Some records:
——
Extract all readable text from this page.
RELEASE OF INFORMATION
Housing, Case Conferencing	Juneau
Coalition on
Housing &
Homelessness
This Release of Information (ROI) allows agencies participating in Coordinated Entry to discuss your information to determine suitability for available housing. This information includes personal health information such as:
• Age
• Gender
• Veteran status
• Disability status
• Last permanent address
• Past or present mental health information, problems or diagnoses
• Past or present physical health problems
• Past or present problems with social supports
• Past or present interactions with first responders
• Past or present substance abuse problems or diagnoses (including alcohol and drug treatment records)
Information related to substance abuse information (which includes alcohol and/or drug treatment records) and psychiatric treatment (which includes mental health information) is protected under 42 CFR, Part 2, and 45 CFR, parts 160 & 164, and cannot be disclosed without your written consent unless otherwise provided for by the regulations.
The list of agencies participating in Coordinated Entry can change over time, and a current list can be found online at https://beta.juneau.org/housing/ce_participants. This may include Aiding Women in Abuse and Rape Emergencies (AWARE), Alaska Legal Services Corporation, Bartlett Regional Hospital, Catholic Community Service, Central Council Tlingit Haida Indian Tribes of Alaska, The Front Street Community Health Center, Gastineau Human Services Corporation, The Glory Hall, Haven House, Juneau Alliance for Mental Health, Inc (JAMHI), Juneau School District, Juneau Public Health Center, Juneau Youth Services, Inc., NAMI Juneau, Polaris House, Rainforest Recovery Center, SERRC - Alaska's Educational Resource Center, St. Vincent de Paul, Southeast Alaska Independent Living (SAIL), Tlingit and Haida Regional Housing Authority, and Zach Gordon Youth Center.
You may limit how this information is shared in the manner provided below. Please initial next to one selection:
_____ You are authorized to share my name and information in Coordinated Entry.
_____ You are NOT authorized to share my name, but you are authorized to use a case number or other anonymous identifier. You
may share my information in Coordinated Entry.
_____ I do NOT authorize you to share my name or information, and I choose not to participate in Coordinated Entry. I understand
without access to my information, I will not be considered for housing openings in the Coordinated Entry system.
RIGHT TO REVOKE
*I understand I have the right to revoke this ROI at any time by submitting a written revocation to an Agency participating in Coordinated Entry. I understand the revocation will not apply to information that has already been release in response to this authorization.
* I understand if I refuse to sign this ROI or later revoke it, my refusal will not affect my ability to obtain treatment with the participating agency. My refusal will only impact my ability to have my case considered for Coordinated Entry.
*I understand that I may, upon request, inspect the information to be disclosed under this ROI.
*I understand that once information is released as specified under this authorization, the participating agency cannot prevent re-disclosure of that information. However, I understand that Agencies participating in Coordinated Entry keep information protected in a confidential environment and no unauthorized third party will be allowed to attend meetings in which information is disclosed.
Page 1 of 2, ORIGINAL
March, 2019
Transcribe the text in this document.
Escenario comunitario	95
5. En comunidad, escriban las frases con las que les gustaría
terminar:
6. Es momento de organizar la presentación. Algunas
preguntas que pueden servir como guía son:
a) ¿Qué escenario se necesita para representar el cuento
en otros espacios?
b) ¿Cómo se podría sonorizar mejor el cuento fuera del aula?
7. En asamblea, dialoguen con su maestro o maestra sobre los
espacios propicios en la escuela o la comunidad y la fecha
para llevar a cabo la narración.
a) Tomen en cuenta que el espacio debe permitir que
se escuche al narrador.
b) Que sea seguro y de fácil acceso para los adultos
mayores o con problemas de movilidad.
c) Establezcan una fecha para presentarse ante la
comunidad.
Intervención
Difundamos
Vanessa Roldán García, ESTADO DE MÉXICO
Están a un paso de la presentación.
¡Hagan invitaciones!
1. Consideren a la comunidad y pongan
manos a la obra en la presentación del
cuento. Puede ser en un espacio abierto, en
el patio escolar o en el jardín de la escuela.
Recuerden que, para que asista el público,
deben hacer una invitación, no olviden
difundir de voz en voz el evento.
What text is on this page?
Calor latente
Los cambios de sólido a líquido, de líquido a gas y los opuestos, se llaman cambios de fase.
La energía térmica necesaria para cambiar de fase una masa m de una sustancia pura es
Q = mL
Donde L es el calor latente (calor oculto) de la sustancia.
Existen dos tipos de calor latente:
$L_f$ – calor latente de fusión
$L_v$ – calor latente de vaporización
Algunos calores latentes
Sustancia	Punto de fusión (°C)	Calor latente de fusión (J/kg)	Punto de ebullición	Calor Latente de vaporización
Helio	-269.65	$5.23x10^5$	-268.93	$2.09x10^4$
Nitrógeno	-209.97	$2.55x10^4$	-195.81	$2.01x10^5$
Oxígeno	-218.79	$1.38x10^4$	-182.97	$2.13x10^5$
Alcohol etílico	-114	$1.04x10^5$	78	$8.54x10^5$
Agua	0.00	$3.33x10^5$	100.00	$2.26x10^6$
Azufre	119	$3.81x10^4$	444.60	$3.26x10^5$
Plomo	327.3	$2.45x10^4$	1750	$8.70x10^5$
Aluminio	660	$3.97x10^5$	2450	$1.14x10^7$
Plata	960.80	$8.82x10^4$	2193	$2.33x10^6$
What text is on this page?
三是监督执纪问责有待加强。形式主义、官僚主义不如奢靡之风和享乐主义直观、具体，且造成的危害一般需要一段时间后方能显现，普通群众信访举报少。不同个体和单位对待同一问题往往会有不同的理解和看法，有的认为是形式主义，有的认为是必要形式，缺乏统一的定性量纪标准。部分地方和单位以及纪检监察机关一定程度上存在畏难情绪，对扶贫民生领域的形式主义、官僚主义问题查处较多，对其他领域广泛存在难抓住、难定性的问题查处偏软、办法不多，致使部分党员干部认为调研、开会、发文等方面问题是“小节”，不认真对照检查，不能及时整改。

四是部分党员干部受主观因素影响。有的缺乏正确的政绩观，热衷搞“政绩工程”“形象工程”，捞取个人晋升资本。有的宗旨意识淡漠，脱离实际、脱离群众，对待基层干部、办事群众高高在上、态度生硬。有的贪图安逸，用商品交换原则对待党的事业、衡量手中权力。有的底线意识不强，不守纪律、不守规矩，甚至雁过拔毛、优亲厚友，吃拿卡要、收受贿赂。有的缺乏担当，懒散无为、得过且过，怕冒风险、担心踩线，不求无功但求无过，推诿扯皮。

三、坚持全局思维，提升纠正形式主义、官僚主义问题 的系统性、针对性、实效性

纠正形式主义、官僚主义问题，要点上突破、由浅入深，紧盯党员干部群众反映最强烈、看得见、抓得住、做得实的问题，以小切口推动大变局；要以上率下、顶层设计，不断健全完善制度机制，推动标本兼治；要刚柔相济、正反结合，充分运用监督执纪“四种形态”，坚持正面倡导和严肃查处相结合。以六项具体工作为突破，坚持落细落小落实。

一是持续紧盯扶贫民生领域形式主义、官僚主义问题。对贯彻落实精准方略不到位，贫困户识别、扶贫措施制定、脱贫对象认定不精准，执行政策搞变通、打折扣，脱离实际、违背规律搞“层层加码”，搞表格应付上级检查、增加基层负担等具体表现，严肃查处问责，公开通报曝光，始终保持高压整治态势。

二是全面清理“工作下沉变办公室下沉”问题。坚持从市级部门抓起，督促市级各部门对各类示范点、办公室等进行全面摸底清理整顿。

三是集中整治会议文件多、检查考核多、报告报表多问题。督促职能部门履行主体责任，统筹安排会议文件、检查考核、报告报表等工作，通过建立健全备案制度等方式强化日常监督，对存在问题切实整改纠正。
——
Required work: Your task is to give the records above again, exactly.

Exercise solution:
Extract all readable text from this page.
RELEASE OF INFORMATION
Housing, Case Conferencing	Juneau
Coalition on
Housing &
Homelessness
This Release of Information (ROI) allows agencies participating in Coordinated Entry to discuss your information to determine suitability for available housing. This information includes personal health information such as:
• Age
• Gender
• Veteran status
• Disability status
• Last permanent address
• Past or present mental health information, problems or diagnoses
• Past or present physical health problems
• Past or present problems with social supports
• Past or present interactions with first responders
• Past or present substance abuse problems or diagnoses (including alcohol and drug treatment records)
Information related to substance abuse information (which includes alcohol and/or drug treatment records) and psychiatric treatment (which includes mental health information) is protected under 42 CFR, Part 2, and 45 CFR, parts 160 & 164, and cannot be disclosed without your written consent unless otherwise provided for by the regulations.
The list of agencies participating in Coordinated Entry can change over time, and a current list can be found online at https://beta.juneau.org/housing/ce_participants. This may include Aiding Women in Abuse and Rape Emergencies (AWARE), Alaska Legal Services Corporation, Bartlett Regional Hospital, Catholic Community Service, Central Council Tlingit Haida Indian Tribes of Alaska, The Front Street Community Health Center, Gastineau Human Services Corporation, The Glory Hall, Haven House, Juneau Alliance for Mental Health, Inc (JAMHI), Juneau School District, Juneau Public Health Center, Juneau Youth Services, Inc., NAMI Juneau, Polaris House, Rainforest Recovery Center, SERRC - Alaska's Educational Resource Center, St. Vincent de Paul, Southeast Alaska Independent Living (SAIL), Tlingit and Haida Regional Housing Authority, and Zach Gordon Youth Center.
You may limit how this information is shared in the manner provided below. Please initial next to one selection:
_____ You are authorized to share my name and information in Coordinated Entry.
_____ You are NOT authorized to share my name, but you are authorized to use a case number or other anonymous identifier. You
may share my information in Coordinated Entry.
_____ I do NOT authorize you to share my name or information, and I choose not to participate in Coordinated Entry. I understand
without access to my information, I will not be considered for housing openings in the Coordinated Entry system.
RIGHT TO REVOKE
*I understand I have the right to revoke this ROI at any time by submitting a written revocation to an Agency participating in Coordinated Entry. I understand the revocation will not apply to information that has already been release in response to this authorization.
* I understand if I refuse to sign this ROI or later revoke it, my refusal will not affect my ability to obtain treatment with the participating agency. My refusal will only impact my ability to have my case considered for Coordinated Entry.
*I understand that I may, upon request, inspect the information to be disclosed under this ROI.
*I understand that once information is released as specified under this authorization, the participating agency cannot prevent re-disclosure of that information. However, I understand that Agencies participating in Coordinated Entry keep information protected in a confidential environment and no unauthorized third party will be allowed to attend meetings in which information is disclosed.
Page 1 of 2, ORIGINAL
March, 2019
Transcribe the text in this document.
Escenario comunitario	95
5. En comunidad, escriban las frases con las que les gustaría
terminar:
6. Es momento de organizar la presentación. Algunas
preguntas que pueden servir como guía son:
a) ¿Qué escenario se necesita para representar el cuento
en otros espacios?
b) ¿Cómo se podría sonorizar mejor el cuento fuera del aula?
7. En asamblea, dialoguen con su maestro o maestra sobre los
espacios propicios en la escuela o la comunidad y la fecha
para llevar a cabo la narración.
a) Tomen en cuenta que el espacio debe permitir que
se escuche al narrador.
b) Que sea seguro y de fácil acceso para los adultos
mayores o con problemas de movilidad.
c) Establezcan una fecha para presentarse ante la
comunidad.
Intervención
Difundamos
Vanessa Roldán García, ESTADO DE MÉXICO
Están a un paso de la presentación.
¡Hagan invitaciones!
1. Consideren a la comunidad y pongan
manos a la obra en la presentación del
cuento. Puede ser en un espacio abierto, en
el patio escolar o en el jardín de la escuela.
Recuerden que, para que asista el público,
deben hacer una invitación, no olviden
difundir de voz en voz el evento.
What text is on this page?
Calor latente
Los cambios de sólido a líquido, de líquido a gas y los opuestos, se llaman cambios de fase.
La energía térmica necesaria para cambiar de fase una masa m de una sustancia pura es
Q = mL
Donde L es el calor latente (calor oculto) de la sustancia.
Existen dos tipos de calor latente:
$L_f$ – calor latente de fusión
$L_v$ – calor latente de vaporización
Algunos calores latentes
Sustancia	Punto de fusión (°C)	Calor latente de fusión (J/kg)	Punto de ebullición	Calor Latente de vaporización
Helio	-269.65	$5.23x10^5$	-268.93	$2.09x10^4$
Nitrógeno	-209.97	$2.55x10^4$	-195.81	$2.01x10^5$
Oxígeno	-218.79	$1.38x10^4$	-182.97	$2.13x10^5$
Alcohol etílico	-114	$1.04x10^5$	78	$8.54x10^5$
Agua	0.00	$3.33x10^5$	100.00	$2.26x10^6$
Azufre	119	$3.81x10^4$	444.60	$3.26x10^5$
Plomo	327.3	$2.45x10^4$	1750	$8.70x10^5$
Aluminio	660	$3.97x10^5$	2450	$1.14x10^7$
Plata	960.80	$8.82x10^4$	2193	$2.33x10^6$
What text is on this page?
三是监督执纪问责有待加强。形式主义、官僚主义不如奢靡之风和享乐主义直观、具体，且造成的危害一般需要一段时间后方能显现，普通群众信访举报少。不同个体和单位对待同一问题往往会有不同的理解和看法，有的认为是形式主义，有的认为是必要形式，缺乏统一的定性量纪标准。部分地方和单位以及纪检监察机关一定程度上存在畏难情绪，对扶贫民生领域的形式主义、官僚主义问题查处较多，对其他领域广泛存在难抓住、难定性的问题查处偏软、办法不多，致使部分党员干部认为调研、开会、发文等方面问题是“小节”，不认真对照检查，不能及时整改。

四是部分党员干部受主观因素影响。有的缺乏正确的政绩观，热衷搞“政绩工程”“形象工程”，捞取个人晋升资本。有的宗旨意识淡漠，脱离实际、脱离群众，对待基层干部、办事群众高高在上、态度生硬。有的贪图安逸，用商品交换原则对待党的事业、衡量手中权力。有的底线意识不强，不守纪律、不守规矩，甚至雁过拔毛、优亲厚友，吃拿卡要、收受贿赂。有的缺乏担当，懒散无为、得过且过，怕冒风险、担心踩线，不求无功但求无过，推诿扯皮。

三、坚持全局思维，提升纠正形式主义、官僚主义问题 的系统性、针对性、实效性

纠正形式主义、官僚主义问题，要点上突破、由浅入深，紧盯党员干部群众反映最强烈、看得见、抓得住、做得实的问题，以小切口推动大变局；要以上率下、顶层设计，不断健全完善制度机制，推动标本兼治；要刚柔相济、正反结合，充分运用监督执纪“四种形态”，坚持正面倡导和严肃查处相结合。以六项具体工作为突破，坚持落细落小落实。

一是持续紧盯扶贫民生领域形式主义、官僚主义问题。对贯彻落实精准方略不到位，贫困户识别、扶贫措施制定、脱贫对象认定不精准，执行政策搞变通、打折扣，脱离实际、违背规律搞“层层加码”，搞表格应付上级检查、增加基层负担等具体表现，严肃查处问责，公开通报曝光，始终保持高压整治态势。

二是全面清理“工作下沉变办公室下沉”问题。坚持从市级部门抓起，督促市级各部门对各类示范点、办公室等进行全面摸底清理整顿。

三是集中整治会议文件多、检查考核多、报告报表多问题。督促职能部门履行主体责任，统筹安排会议文件、检查考核、报告报表等工作，通过建立健全备案制度等方式强化日常监督，对存在问题切实整改纠正。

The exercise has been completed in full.